-- begin --

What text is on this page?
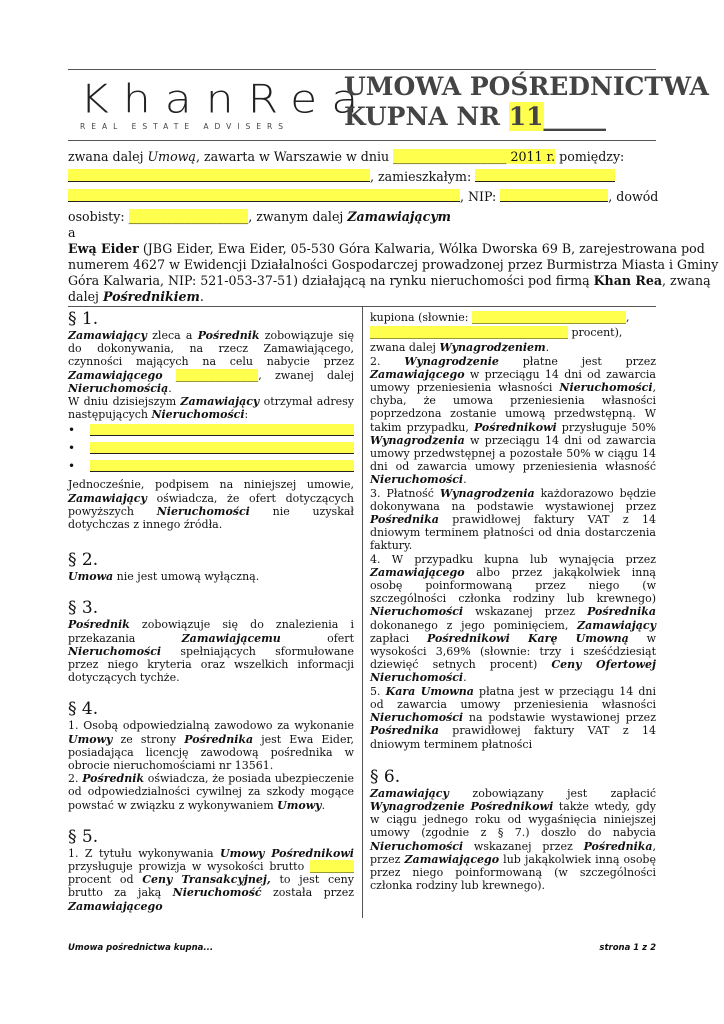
KhanRea
REAL ESTATE ADVISERS
UMOWA POŚREDNICTWA
KUPNA NR 11_____
zwana dalej Umową, zawarta w Warszawie w dniu __________________ 2011 r. pomiędzy:
, zamieszkałym:
, NIP:	, dowód
osobisty: ___________________, zwanym dalej Zamawiającym
a
Ewą Eider (JBG Eider, Ewa Eider, 05-530 Góra Kalwaria, Wólka Dworska 69 B, zarejestrowana pod
numerem 4627 w Ewidencji Działalności Gospodarczej prowadzonej przez Burmistrza Miasta i Gminy
Góra Kalwaria, NIP: 521-053-37-51) działającą na rynku nieruchomości pod firmą Khan Rea, zwaną
dalej Pośrednikiem.

§ 1.

Zamawiający zleca a Pośrednik zobowiązuje się do dokonywania, na rzecz Zamawiającego, czynności mających na celu nabycie przez Zamawiającego _______________, zwanej dalej Nieruchomością.

W dniu dzisiejszym Zamawiający otrzymał adresy następujących Nieruchomości:

•
•
•

Jednocześnie, podpisem na niniejszej umowie, Zamawiający oświadcza, że ofert dotyczących powyższych Nieruchomości nie uzyskał dotychczas z innego źródła.

§ 2.

Umowa nie jest umową wyłączną.

§ 3.

Pośrednik zobowiązuje się do znalezienia i przekazania Zamawiającemu ofert Nieruchomości spełniających sformułowane przez niego kryteria oraz wszelkich informacji dotyczących tychże.

§ 4.

1. Osobą odpowiedzialną zawodowo za wykonanie Umowy ze strony Pośrednika jest Ewa Eider, posiadająca licencję zawodową pośrednika w obrocie nieruchomościami nr 13561.

2. Pośrednik oświadcza, że posiada ubezpieczenie od odpowiedzialności cywilnej za szkody mogące powstać w związku z wykonywaniem Umowy.

§ 5.

1. Z tytułu wykonywania Umowy Pośrednikowi przysługuje prowizja w wysokości brutto ________ procent od Ceny Transakcyjnej, to jest ceny brutto za jaką Nieruchomość została przez Zamawiającego

kupiona (słownie: ____________________________,

____________________________________ procent),

zwana dalej Wynagrodzeniem.

2. Wynagrodzenie płatne jest przez Zamawiającego w przeciągu 14 dni od zawarcia umowy przeniesienia własności Nieruchomości, chyba, że umowa przeniesienia własności poprzedzona zostanie umową przedwstępną. W takim przypadku, Pośrednikowi przysługuje 50% Wynagrodzenia w przeciągu 14 dni od zawarcia umowy przedwstępnej a pozostałe 50% w ciągu 14 dni od zawarcia umowy przeniesienia własność Nieruchomości.

3. Płatność Wynagrodzenia każdorazowo będzie dokonywana na podstawie wystawionej przez Pośrednika prawidłowej faktury VAT z 14 dniowym terminem płatności od dnia dostarczenia faktury.

4. W przypadku kupna lub wynajęcia przez Zamawiającego albo przez jakąkolwiek inną osobę poinformowaną przez niego (w szczególności członka rodziny lub krewnego) Nieruchomości wskazanej przez Pośrednika dokonanego z jego pominięciem, Zamawiający zapłaci Pośrednikowi Karę Umowną w wysokości 3,69% (słownie: trzy i sześćdziesiąt dziewięć setnych procent) Ceny Ofertowej Nieruchomości.

5. Kara Umowna płatna jest w przeciągu 14 dni od zawarcia umowy przeniesienia własności Nieruchomości na podstawie wystawionej przez Pośrednika prawidłowej faktury VAT z 14 dniowym terminem płatności

§ 6.

Zamawiający zobowiązany jest zapłacić Wynagrodzenie Pośrednikowi także wtedy, gdy w ciągu jednego roku od wygaśnięcia niniejszej umowy (zgodnie z § 7.) doszło do nabycia Nieruchomości wskazanej przez Pośrednika, przez Zamawiającego lub jakąkolwiek inną osobę przez niego poinformowaną (w szczególności członka rodziny lub krewnego).

Umowa pośrednictwa kupna...	strona 1 z 2
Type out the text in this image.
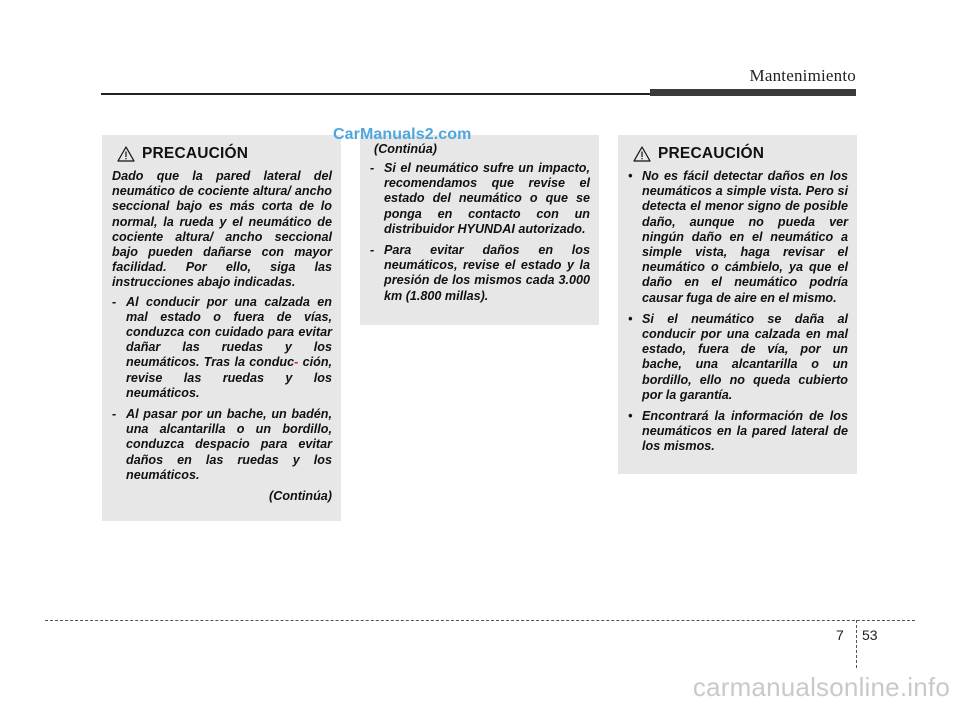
Mantenimiento
PRECAUCIÓN

Dado que la pared lateral del neumático de cociente altura/ ancho seccional bajo es más corta de lo normal, la rueda y el neumático de cociente altura/ ancho seccional bajo pueden dañarse con mayor facilidad. Por ello, siga las instrucciones abajo indicadas.

- Al conducir por una calzada en mal estado o fuera de vías, conduzca con cuidado para evitar dañar las ruedas y los neumáticos. Tras la conduc- ción, revise las ruedas y los neumáticos.
- Al pasar por un bache, un badén, una alcantarilla o un bordillo, conduzca despacio para evitar daños en las ruedas y los neumáticos.
(Continúa)
(Continúa)
- Si el neumático sufre un impacto, recomendamos que revise el estado del neumático o que se ponga en contacto con un distribuidor HYUNDAI autorizado.
- Para evitar daños en los neumáticos, revise el estado y la presión de los mismos cada 3.000 km (1.800 millas).
PRECAUCIÓN
• No es fácil detectar daños en los neumáticos a simple vista. Pero si detecta el menor signo de posible daño, aunque no pueda ver ningún daño en el neumático a simple vista, haga revisar el neumático o cámbielo, ya que el daño en el neumático podría causar fuga de aire en el mismo.
• Si el neumático se daña al conducir por una calzada en mal estado, fuera de vía, por un bache, una alcantarilla o un bordillo, ello no queda cubierto por la garantía.
• Encontrará la información de los neumáticos en la pared lateral de los mismos.
CarManuals2.com
7 53
carmanualsonline.info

-- end --

What to do: Extract only the lines from the line containing "Type out the text in this image." through the final line of the records; keep both ends and drop every picture.

Response for this exercise:
Type out the text in this image.
Mantenimiento
PRECAUCIÓN

Dado que la pared lateral del neumático de cociente altura/ ancho seccional bajo es más corta de lo normal, la rueda y el neumático de cociente altura/ ancho seccional bajo pueden dañarse con mayor facilidad. Por ello, siga las instrucciones abajo indicadas.

- Al conducir por una calzada en mal estado o fuera de vías, conduzca con cuidado para evitar dañar las ruedas y los neumáticos. Tras la conduc- ción, revise las ruedas y los neumáticos.
- Al pasar por un bache, un badén, una alcantarilla o un bordillo, conduzca despacio para evitar daños en las ruedas y los neumáticos.
(Continúa)
(Continúa)
- Si el neumático sufre un impacto, recomendamos que revise el estado del neumático o que se ponga en contacto con un distribuidor HYUNDAI autorizado.
- Para evitar daños en los neumáticos, revise el estado y la presión de los mismos cada 3.000 km (1.800 millas).
PRECAUCIÓN
• No es fácil detectar daños en los neumáticos a simple vista. Pero si detecta el menor signo de posible daño, aunque no pueda ver ningún daño en el neumático a simple vista, haga revisar el neumático o cámbielo, ya que el daño en el neumático podría causar fuga de aire en el mismo.
• Si el neumático se daña al conducir por una calzada en mal estado, fuera de vía, por un bache, una alcantarilla o un bordillo, ello no queda cubierto por la garantía.
• Encontrará la información de los neumáticos en la pared lateral de los mismos.
CarManuals2.com
7 53
carmanualsonline.info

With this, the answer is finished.